-- start Data shown --

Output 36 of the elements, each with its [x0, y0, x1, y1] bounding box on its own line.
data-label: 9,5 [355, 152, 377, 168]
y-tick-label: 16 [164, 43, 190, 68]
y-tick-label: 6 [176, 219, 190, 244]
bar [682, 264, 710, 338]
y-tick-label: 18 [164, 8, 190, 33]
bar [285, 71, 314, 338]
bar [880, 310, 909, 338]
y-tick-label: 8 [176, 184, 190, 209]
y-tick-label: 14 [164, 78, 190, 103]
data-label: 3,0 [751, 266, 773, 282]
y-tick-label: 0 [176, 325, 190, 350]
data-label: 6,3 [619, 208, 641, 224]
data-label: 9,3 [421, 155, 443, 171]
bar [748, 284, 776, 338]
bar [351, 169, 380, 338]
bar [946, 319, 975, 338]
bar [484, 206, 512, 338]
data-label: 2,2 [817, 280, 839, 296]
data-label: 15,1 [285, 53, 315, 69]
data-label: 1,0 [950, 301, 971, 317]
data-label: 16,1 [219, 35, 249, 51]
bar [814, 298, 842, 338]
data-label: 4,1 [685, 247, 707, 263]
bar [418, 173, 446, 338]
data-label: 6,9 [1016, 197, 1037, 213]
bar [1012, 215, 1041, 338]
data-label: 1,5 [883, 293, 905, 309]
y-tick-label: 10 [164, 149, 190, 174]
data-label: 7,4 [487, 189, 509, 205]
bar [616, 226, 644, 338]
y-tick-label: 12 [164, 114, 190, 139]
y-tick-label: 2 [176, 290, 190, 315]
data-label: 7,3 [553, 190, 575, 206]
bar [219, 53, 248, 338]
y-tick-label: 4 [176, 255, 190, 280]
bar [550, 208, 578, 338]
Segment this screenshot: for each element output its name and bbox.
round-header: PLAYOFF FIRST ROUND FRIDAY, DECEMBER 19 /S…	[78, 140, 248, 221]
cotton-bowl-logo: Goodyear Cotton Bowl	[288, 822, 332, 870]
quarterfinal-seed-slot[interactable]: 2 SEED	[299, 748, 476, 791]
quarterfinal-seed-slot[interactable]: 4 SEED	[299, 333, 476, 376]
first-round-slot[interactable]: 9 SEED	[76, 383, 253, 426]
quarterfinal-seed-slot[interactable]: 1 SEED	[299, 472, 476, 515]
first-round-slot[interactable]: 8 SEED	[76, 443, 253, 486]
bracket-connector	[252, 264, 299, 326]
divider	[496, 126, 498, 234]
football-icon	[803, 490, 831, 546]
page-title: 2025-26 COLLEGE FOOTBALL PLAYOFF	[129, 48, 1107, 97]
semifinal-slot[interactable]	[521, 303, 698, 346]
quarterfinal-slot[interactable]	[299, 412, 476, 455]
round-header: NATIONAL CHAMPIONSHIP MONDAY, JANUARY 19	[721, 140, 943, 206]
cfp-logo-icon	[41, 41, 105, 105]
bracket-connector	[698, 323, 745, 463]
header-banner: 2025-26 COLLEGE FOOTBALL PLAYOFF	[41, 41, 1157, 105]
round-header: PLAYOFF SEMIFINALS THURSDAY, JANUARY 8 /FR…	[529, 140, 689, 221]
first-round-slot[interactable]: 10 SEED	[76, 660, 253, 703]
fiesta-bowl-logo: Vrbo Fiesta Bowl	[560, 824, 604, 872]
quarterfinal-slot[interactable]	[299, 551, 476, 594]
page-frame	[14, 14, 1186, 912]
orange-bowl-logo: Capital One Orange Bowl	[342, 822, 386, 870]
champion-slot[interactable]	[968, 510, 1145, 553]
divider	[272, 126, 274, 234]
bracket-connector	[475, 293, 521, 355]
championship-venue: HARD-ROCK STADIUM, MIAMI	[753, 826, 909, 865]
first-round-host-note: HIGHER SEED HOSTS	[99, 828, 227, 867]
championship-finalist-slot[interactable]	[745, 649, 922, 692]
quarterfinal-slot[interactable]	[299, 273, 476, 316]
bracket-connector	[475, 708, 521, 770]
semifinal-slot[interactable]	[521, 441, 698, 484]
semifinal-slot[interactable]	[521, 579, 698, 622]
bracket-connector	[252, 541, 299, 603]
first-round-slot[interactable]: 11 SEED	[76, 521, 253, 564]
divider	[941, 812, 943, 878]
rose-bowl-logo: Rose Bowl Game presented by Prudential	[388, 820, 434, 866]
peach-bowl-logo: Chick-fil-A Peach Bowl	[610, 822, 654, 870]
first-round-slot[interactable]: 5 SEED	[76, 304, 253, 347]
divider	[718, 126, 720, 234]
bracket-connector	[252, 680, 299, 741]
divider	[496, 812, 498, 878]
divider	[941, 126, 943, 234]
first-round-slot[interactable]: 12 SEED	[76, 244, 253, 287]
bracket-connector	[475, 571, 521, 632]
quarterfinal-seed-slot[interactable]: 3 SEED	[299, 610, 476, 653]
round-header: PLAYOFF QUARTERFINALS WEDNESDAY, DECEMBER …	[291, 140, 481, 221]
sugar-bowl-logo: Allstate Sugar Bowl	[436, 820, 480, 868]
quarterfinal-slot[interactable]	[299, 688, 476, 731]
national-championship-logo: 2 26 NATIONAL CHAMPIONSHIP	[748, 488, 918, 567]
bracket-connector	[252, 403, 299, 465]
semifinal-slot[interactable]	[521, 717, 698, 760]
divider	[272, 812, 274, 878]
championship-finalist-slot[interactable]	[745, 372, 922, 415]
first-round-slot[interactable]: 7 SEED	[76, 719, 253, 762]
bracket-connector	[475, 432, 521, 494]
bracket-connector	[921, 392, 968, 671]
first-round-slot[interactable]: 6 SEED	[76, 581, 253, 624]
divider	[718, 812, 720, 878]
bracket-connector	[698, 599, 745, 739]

-- end Data shown --

Copy out every line of the material above, word for word, with nothing changed.

Output 36 of the elements, each with its [x0, y0, x1, y1] bounding box on its own line.
data-label: 9,5 [355, 152, 377, 168]
y-tick-label: 16 [164, 43, 190, 68]
y-tick-label: 6 [176, 219, 190, 244]
bar [682, 264, 710, 338]
y-tick-label: 18 [164, 8, 190, 33]
bar [285, 71, 314, 338]
bar [880, 310, 909, 338]
y-tick-label: 8 [176, 184, 190, 209]
y-tick-label: 14 [164, 78, 190, 103]
data-label: 3,0 [751, 266, 773, 282]
y-tick-label: 0 [176, 325, 190, 350]
data-label: 6,3 [619, 208, 641, 224]
data-label: 9,3 [421, 155, 443, 171]
bar [748, 284, 776, 338]
bar [351, 169, 380, 338]
bar [946, 319, 975, 338]
bar [484, 206, 512, 338]
data-label: 2,2 [817, 280, 839, 296]
data-label: 15,1 [285, 53, 315, 69]
data-label: 1,0 [950, 301, 971, 317]
data-label: 16,1 [219, 35, 249, 51]
bar [814, 298, 842, 338]
data-label: 4,1 [685, 247, 707, 263]
bar [418, 173, 446, 338]
data-label: 6,9 [1016, 197, 1037, 213]
bar [1012, 215, 1041, 338]
data-label: 1,5 [883, 293, 905, 309]
y-tick-label: 10 [164, 149, 190, 174]
data-label: 7,4 [487, 189, 509, 205]
bar [616, 226, 644, 338]
y-tick-label: 12 [164, 114, 190, 139]
y-tick-label: 2 [176, 290, 190, 315]
data-label: 7,3 [553, 190, 575, 206]
bar [219, 53, 248, 338]
y-tick-label: 4 [176, 255, 190, 280]
bar [550, 208, 578, 338]
Segment this screenshot: for each element output its name and bbox.
round-header: PLAYOFF FIRST ROUND FRIDAY, DECEMBER 19 /S…	[78, 140, 248, 221]
cotton-bowl-logo: Goodyear Cotton Bowl	[288, 822, 332, 870]
quarterfinal-seed-slot[interactable]: 2 SEED	[299, 748, 476, 791]
quarterfinal-seed-slot[interactable]: 4 SEED	[299, 333, 476, 376]
first-round-slot[interactable]: 9 SEED	[76, 383, 253, 426]
quarterfinal-seed-slot[interactable]: 1 SEED	[299, 472, 476, 515]
first-round-slot[interactable]: 8 SEED	[76, 443, 253, 486]
bracket-connector	[252, 264, 299, 326]
divider	[496, 126, 498, 234]
football-icon	[803, 490, 831, 546]
page-title: 2025-26 COLLEGE FOOTBALL PLAYOFF	[129, 48, 1107, 97]
semifinal-slot[interactable]	[521, 303, 698, 346]
quarterfinal-slot[interactable]	[299, 412, 476, 455]
round-header: NATIONAL CHAMPIONSHIP MONDAY, JANUARY 19	[721, 140, 943, 206]
cfp-logo-icon	[41, 41, 105, 105]
bracket-connector	[698, 323, 745, 463]
header-banner: 2025-26 COLLEGE FOOTBALL PLAYOFF	[41, 41, 1157, 105]
round-header: PLAYOFF SEMIFINALS THURSDAY, JANUARY 8 /FR…	[529, 140, 689, 221]
first-round-slot[interactable]: 10 SEED	[76, 660, 253, 703]
fiesta-bowl-logo: Vrbo Fiesta Bowl	[560, 824, 604, 872]
quarterfinal-slot[interactable]	[299, 551, 476, 594]
page-frame	[14, 14, 1186, 912]
orange-bowl-logo: Capital One Orange Bowl	[342, 822, 386, 870]
champion-slot[interactable]	[968, 510, 1145, 553]
divider	[272, 126, 274, 234]
bracket-connector	[475, 293, 521, 355]
championship-venue: HARD-ROCK STADIUM, MIAMI	[753, 826, 909, 865]
first-round-host-note: HIGHER SEED HOSTS	[99, 828, 227, 867]
championship-finalist-slot[interactable]	[745, 649, 922, 692]
quarterfinal-slot[interactable]	[299, 273, 476, 316]
bracket-connector	[475, 708, 521, 770]
semifinal-slot[interactable]	[521, 441, 698, 484]
semifinal-slot[interactable]	[521, 579, 698, 622]
bracket-connector	[252, 541, 299, 603]
first-round-slot[interactable]: 11 SEED	[76, 521, 253, 564]
divider	[941, 812, 943, 878]
rose-bowl-logo: Rose Bowl Game presented by Prudential	[388, 820, 434, 866]
peach-bowl-logo: Chick-fil-A Peach Bowl	[610, 822, 654, 870]
first-round-slot[interactable]: 5 SEED	[76, 304, 253, 347]
divider	[718, 126, 720, 234]
bracket-connector	[252, 680, 299, 741]
divider	[496, 812, 498, 878]
divider	[941, 126, 943, 234]
first-round-slot[interactable]: 12 SEED	[76, 244, 253, 287]
bracket-connector	[475, 571, 521, 632]
quarterfinal-seed-slot[interactable]: 3 SEED	[299, 610, 476, 653]
round-header: PLAYOFF QUARTERFINALS WEDNESDAY, DECEMBER …	[291, 140, 481, 221]
sugar-bowl-logo: Allstate Sugar Bowl	[436, 820, 480, 868]
quarterfinal-slot[interactable]	[299, 688, 476, 731]
national-championship-logo: 2 26 NATIONAL CHAMPIONSHIP	[748, 488, 918, 567]
bracket-connector	[252, 403, 299, 465]
semifinal-slot[interactable]	[521, 717, 698, 760]
divider	[272, 812, 274, 878]
championship-finalist-slot[interactable]	[745, 372, 922, 415]
first-round-slot[interactable]: 7 SEED	[76, 719, 253, 762]
bracket-connector	[475, 432, 521, 494]
bracket-connector	[921, 392, 968, 671]
first-round-slot[interactable]: 6 SEED	[76, 581, 253, 624]
divider	[718, 812, 720, 878]
bracket-connector	[698, 599, 745, 739]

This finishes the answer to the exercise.